■ **Brief**
Quote, verbatim, all material below, without pictures.
━━ Records provided
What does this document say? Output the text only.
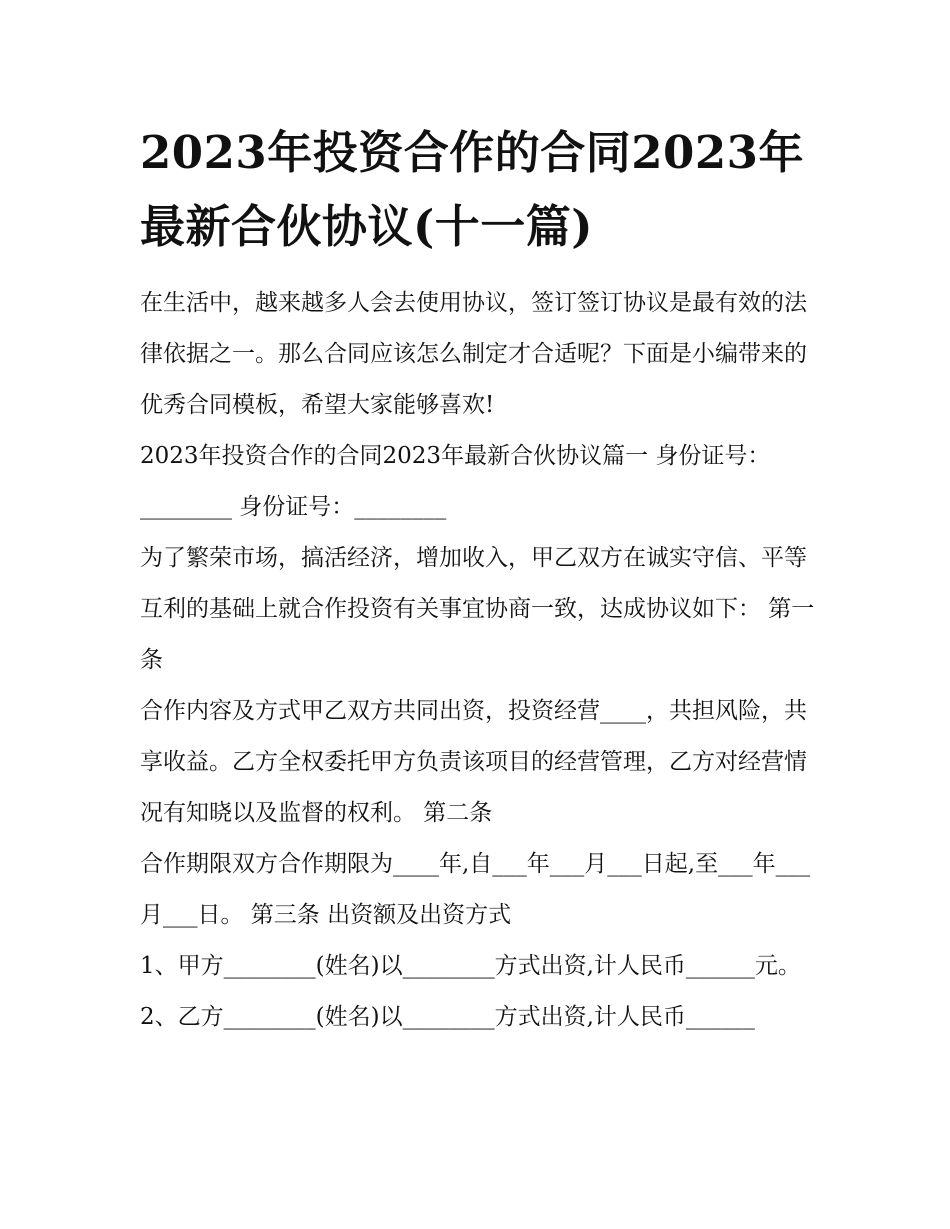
2023年投资合作的合同2023年最新合伙协议(十一篇)

在生活中，越来越多人会去使用协议，签订签订协议是最有效的法律依据之一。那么合同应该怎么制定才合适呢？下面是小编带来的优秀合同模板，希望大家能够喜欢!

2023年投资合作的合同2023年最新合伙协议篇一 身份证号：________ 身份证号：________

为了繁荣市场，搞活经济，增加收入，甲乙双方在诚实守信、平等互利的基础上就合作投资有关事宜协商一致，达成协议如下： 第一条

合作内容及方式甲乙双方共同出资，投资经营____，共担风险，共享收益。乙方全权委托甲方负责该项目的经营管理，乙方对经营情况有知晓以及监督的权利。 第二条

合作期限双方合作期限为____年,自___年___月___日起,至___年___月___日。 第三条 出资额及出资方式

1、甲方________(姓名)以________方式出资,计人民币______元。

2、乙方________(姓名)以________方式出资,计人民币______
━━━━
■ **Correct answer**
What does this document say? Output the text only.
2023年投资合作的合同2023年最新合伙协议(十一篇)

在生活中，越来越多人会去使用协议，签订签订协议是最有效的法律依据之一。那么合同应该怎么制定才合适呢？下面是小编带来的优秀合同模板，希望大家能够喜欢!

2023年投资合作的合同2023年最新合伙协议篇一 身份证号：________ 身份证号：________

为了繁荣市场，搞活经济，增加收入，甲乙双方在诚实守信、平等互利的基础上就合作投资有关事宜协商一致，达成协议如下： 第一条

合作内容及方式甲乙双方共同出资，投资经营____，共担风险，共享收益。乙方全权委托甲方负责该项目的经营管理，乙方对经营情况有知晓以及监督的权利。 第二条

合作期限双方合作期限为____年,自___年___月___日起,至___年___月___日。 第三条 出资额及出资方式

1、甲方________(姓名)以________方式出资,计人民币______元。

2、乙方________(姓名)以________方式出资,计人民币______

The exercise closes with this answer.